::: Entries provided
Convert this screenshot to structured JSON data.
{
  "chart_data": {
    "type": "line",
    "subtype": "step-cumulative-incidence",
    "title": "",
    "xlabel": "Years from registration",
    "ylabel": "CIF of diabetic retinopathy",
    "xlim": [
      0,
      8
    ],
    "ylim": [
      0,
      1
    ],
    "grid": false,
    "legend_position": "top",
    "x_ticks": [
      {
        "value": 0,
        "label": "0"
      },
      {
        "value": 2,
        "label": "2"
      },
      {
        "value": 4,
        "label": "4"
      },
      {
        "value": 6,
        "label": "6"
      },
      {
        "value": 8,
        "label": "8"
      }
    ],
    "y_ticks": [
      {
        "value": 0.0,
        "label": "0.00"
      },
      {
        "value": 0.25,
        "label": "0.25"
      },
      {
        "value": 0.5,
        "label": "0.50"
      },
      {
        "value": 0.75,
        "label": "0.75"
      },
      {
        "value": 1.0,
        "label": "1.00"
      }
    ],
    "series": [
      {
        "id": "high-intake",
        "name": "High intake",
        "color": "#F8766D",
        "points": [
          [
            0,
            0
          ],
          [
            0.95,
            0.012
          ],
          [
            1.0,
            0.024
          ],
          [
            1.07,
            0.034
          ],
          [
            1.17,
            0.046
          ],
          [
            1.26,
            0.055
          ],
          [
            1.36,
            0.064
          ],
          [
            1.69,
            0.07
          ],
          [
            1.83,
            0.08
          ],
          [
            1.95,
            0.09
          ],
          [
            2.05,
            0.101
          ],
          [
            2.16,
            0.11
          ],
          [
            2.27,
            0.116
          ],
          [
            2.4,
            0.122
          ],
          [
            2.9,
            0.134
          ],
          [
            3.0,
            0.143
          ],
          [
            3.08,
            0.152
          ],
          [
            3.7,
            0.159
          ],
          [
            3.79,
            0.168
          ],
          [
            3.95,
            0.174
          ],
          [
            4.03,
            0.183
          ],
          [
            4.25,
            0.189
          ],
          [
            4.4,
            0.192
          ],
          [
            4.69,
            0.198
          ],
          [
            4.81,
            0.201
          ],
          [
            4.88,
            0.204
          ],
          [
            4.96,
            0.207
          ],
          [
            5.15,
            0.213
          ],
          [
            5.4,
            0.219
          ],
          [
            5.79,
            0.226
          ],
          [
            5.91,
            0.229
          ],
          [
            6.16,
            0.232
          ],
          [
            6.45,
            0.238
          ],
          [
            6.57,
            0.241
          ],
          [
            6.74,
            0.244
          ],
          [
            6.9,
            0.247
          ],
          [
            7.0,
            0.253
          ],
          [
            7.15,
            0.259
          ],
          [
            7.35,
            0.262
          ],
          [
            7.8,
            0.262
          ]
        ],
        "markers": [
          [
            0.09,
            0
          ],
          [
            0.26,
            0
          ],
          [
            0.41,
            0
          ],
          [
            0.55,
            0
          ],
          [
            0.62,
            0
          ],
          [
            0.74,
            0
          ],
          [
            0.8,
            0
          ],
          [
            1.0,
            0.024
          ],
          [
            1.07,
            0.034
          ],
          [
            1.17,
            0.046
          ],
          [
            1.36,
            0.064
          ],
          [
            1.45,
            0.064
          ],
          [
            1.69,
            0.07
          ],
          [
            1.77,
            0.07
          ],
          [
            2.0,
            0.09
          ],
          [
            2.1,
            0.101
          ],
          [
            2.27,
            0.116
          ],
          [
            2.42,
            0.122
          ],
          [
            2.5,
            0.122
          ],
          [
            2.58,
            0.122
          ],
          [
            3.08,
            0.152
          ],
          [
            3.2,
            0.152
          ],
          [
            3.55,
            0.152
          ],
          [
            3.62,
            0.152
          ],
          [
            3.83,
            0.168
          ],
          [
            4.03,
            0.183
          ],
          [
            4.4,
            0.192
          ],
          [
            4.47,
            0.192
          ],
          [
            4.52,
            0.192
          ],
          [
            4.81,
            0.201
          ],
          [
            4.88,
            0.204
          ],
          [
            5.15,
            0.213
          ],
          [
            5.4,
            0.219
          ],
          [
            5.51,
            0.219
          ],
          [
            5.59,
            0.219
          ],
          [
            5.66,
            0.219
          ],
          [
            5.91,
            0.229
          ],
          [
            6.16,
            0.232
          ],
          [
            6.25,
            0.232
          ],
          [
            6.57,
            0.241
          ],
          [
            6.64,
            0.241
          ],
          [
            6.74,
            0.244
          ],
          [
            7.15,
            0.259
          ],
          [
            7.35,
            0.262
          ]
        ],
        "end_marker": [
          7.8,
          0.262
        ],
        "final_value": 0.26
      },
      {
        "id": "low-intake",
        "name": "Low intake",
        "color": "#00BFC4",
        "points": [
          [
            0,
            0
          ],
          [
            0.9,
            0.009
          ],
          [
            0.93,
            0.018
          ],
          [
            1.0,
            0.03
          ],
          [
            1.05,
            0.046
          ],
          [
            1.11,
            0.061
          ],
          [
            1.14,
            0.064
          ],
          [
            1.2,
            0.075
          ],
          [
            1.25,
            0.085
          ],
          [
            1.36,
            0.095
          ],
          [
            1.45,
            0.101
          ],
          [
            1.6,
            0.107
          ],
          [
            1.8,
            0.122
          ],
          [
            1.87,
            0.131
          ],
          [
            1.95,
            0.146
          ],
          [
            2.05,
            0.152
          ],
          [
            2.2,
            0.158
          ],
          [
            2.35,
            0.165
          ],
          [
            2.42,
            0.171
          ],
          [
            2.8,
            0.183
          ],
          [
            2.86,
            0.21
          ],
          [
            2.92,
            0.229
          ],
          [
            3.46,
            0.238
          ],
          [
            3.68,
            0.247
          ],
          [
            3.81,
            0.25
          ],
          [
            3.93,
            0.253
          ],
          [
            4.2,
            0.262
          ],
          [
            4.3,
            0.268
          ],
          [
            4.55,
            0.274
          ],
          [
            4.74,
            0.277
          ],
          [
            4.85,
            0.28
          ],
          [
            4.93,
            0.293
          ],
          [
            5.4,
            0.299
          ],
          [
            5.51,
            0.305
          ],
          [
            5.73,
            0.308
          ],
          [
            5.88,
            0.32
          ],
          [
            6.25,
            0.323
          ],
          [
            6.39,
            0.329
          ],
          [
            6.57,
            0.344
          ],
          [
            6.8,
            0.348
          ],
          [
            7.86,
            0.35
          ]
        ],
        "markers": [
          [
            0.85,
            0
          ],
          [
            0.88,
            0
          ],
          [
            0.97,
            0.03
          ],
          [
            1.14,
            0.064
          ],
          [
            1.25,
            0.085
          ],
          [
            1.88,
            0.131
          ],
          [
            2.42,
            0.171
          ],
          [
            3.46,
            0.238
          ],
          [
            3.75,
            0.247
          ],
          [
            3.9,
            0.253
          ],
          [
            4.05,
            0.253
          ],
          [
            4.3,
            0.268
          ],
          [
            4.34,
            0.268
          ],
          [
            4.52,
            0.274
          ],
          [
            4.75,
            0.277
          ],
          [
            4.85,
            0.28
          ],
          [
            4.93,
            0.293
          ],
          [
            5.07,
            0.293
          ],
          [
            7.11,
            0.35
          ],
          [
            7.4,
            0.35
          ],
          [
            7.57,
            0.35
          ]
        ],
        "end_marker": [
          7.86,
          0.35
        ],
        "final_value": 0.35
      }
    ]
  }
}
::::::
# Exercise:
Write the material out again word for word.

# Task answer:
Convert this screenshot to structured JSON data.
{
  "chart_data": {
    "type": "line",
    "subtype": "step-cumulative-incidence",
    "title": "",
    "xlabel": "Years from registration",
    "ylabel": "CIF of diabetic retinopathy",
    "xlim": [
      0,
      8
    ],
    "ylim": [
      0,
      1
    ],
    "grid": false,
    "legend_position": "top",
    "x_ticks": [
      {
        "value": 0,
        "label": "0"
      },
      {
        "value": 2,
        "label": "2"
      },
      {
        "value": 4,
        "label": "4"
      },
      {
        "value": 6,
        "label": "6"
      },
      {
        "value": 8,
        "label": "8"
      }
    ],
    "y_ticks": [
      {
        "value": 0.0,
        "label": "0.00"
      },
      {
        "value": 0.25,
        "label": "0.25"
      },
      {
        "value": 0.5,
        "label": "0.50"
      },
      {
        "value": 0.75,
        "label": "0.75"
      },
      {
        "value": 1.0,
        "label": "1.00"
      }
    ],
    "series": [
      {
        "id": "high-intake",
        "name": "High intake",
        "color": "#F8766D",
        "points": [
          [
            0,
            0
          ],
          [
            0.95,
            0.012
          ],
          [
            1.0,
            0.024
          ],
          [
            1.07,
            0.034
          ],
          [
            1.17,
            0.046
          ],
          [
            1.26,
            0.055
          ],
          [
            1.36,
            0.064
          ],
          [
            1.69,
            0.07
          ],
          [
            1.83,
            0.08
          ],
          [
            1.95,
            0.09
          ],
          [
            2.05,
            0.101
          ],
          [
            2.16,
            0.11
          ],
          [
            2.27,
            0.116
          ],
          [
            2.4,
            0.122
          ],
          [
            2.9,
            0.134
          ],
          [
            3.0,
            0.143
          ],
          [
            3.08,
            0.152
          ],
          [
            3.7,
            0.159
          ],
          [
            3.79,
            0.168
          ],
          [
            3.95,
            0.174
          ],
          [
            4.03,
            0.183
          ],
          [
            4.25,
            0.189
          ],
          [
            4.4,
            0.192
          ],
          [
            4.69,
            0.198
          ],
          [
            4.81,
            0.201
          ],
          [
            4.88,
            0.204
          ],
          [
            4.96,
            0.207
          ],
          [
            5.15,
            0.213
          ],
          [
            5.4,
            0.219
          ],
          [
            5.79,
            0.226
          ],
          [
            5.91,
            0.229
          ],
          [
            6.16,
            0.232
          ],
          [
            6.45,
            0.238
          ],
          [
            6.57,
            0.241
          ],
          [
            6.74,
            0.244
          ],
          [
            6.9,
            0.247
          ],
          [
            7.0,
            0.253
          ],
          [
            7.15,
            0.259
          ],
          [
            7.35,
            0.262
          ],
          [
            7.8,
            0.262
          ]
        ],
        "markers": [
          [
            0.09,
            0
          ],
          [
            0.26,
            0
          ],
          [
            0.41,
            0
          ],
          [
            0.55,
            0
          ],
          [
            0.62,
            0
          ],
          [
            0.74,
            0
          ],
          [
            0.8,
            0
          ],
          [
            1.0,
            0.024
          ],
          [
            1.07,
            0.034
          ],
          [
            1.17,
            0.046
          ],
          [
            1.36,
            0.064
          ],
          [
            1.45,
            0.064
          ],
          [
            1.69,
            0.07
          ],
          [
            1.77,
            0.07
          ],
          [
            2.0,
            0.09
          ],
          [
            2.1,
            0.101
          ],
          [
            2.27,
            0.116
          ],
          [
            2.42,
            0.122
          ],
          [
            2.5,
            0.122
          ],
          [
            2.58,
            0.122
          ],
          [
            3.08,
            0.152
          ],
          [
            3.2,
            0.152
          ],
          [
            3.55,
            0.152
          ],
          [
            3.62,
            0.152
          ],
          [
            3.83,
            0.168
          ],
          [
            4.03,
            0.183
          ],
          [
            4.4,
            0.192
          ],
          [
            4.47,
            0.192
          ],
          [
            4.52,
            0.192
          ],
          [
            4.81,
            0.201
          ],
          [
            4.88,
            0.204
          ],
          [
            5.15,
            0.213
          ],
          [
            5.4,
            0.219
          ],
          [
            5.51,
            0.219
          ],
          [
            5.59,
            0.219
          ],
          [
            5.66,
            0.219
          ],
          [
            5.91,
            0.229
          ],
          [
            6.16,
            0.232
          ],
          [
            6.25,
            0.232
          ],
          [
            6.57,
            0.241
          ],
          [
            6.64,
            0.241
          ],
          [
            6.74,
            0.244
          ],
          [
            7.15,
            0.259
          ],
          [
            7.35,
            0.262
          ]
        ],
        "end_marker": [
          7.8,
          0.262
        ],
        "final_value": 0.26
      },
      {
        "id": "low-intake",
        "name": "Low intake",
        "color": "#00BFC4",
        "points": [
          [
            0,
            0
          ],
          [
            0.9,
            0.009
          ],
          [
            0.93,
            0.018
          ],
          [
            1.0,
            0.03
          ],
          [
            1.05,
            0.046
          ],
          [
            1.11,
            0.061
          ],
          [
            1.14,
            0.064
          ],
          [
            1.2,
            0.075
          ],
          [
            1.25,
            0.085
          ],
          [
            1.36,
            0.095
          ],
          [
            1.45,
            0.101
          ],
          [
            1.6,
            0.107
          ],
          [
            1.8,
            0.122
          ],
          [
            1.87,
            0.131
          ],
          [
            1.95,
            0.146
          ],
          [
            2.05,
            0.152
          ],
          [
            2.2,
            0.158
          ],
          [
            2.35,
            0.165
          ],
          [
            2.42,
            0.171
          ],
          [
            2.8,
            0.183
          ],
          [
            2.86,
            0.21
          ],
          [
            2.92,
            0.229
          ],
          [
            3.46,
            0.238
          ],
          [
            3.68,
            0.247
          ],
          [
            3.81,
            0.25
          ],
          [
            3.93,
            0.253
          ],
          [
            4.2,
            0.262
          ],
          [
            4.3,
            0.268
          ],
          [
            4.55,
            0.274
          ],
          [
            4.74,
            0.277
          ],
          [
            4.85,
            0.28
          ],
          [
            4.93,
            0.293
          ],
          [
            5.4,
            0.299
          ],
          [
            5.51,
            0.305
          ],
          [
            5.73,
            0.308
          ],
          [
            5.88,
            0.32
          ],
          [
            6.25,
            0.323
          ],
          [
            6.39,
            0.329
          ],
          [
            6.57,
            0.344
          ],
          [
            6.8,
            0.348
          ],
          [
            7.86,
            0.35
          ]
        ],
        "markers": [
          [
            0.85,
            0
          ],
          [
            0.88,
            0
          ],
          [
            0.97,
            0.03
          ],
          [
            1.14,
            0.064
          ],
          [
            1.25,
            0.085
          ],
          [
            1.88,
            0.131
          ],
          [
            2.42,
            0.171
          ],
          [
            3.46,
            0.238
          ],
          [
            3.75,
            0.247
          ],
          [
            3.9,
            0.253
          ],
          [
            4.05,
            0.253
          ],
          [
            4.3,
            0.268
          ],
          [
            4.34,
            0.268
          ],
          [
            4.52,
            0.274
          ],
          [
            4.75,
            0.277
          ],
          [
            4.85,
            0.28
          ],
          [
            4.93,
            0.293
          ],
          [
            5.07,
            0.293
          ],
          [
            7.11,
            0.35
          ],
          [
            7.4,
            0.35
          ],
          [
            7.57,
            0.35
          ]
        ],
        "end_marker": [
          7.86,
          0.35
        ],
        "final_value": 0.35
      }
    ]
  }
}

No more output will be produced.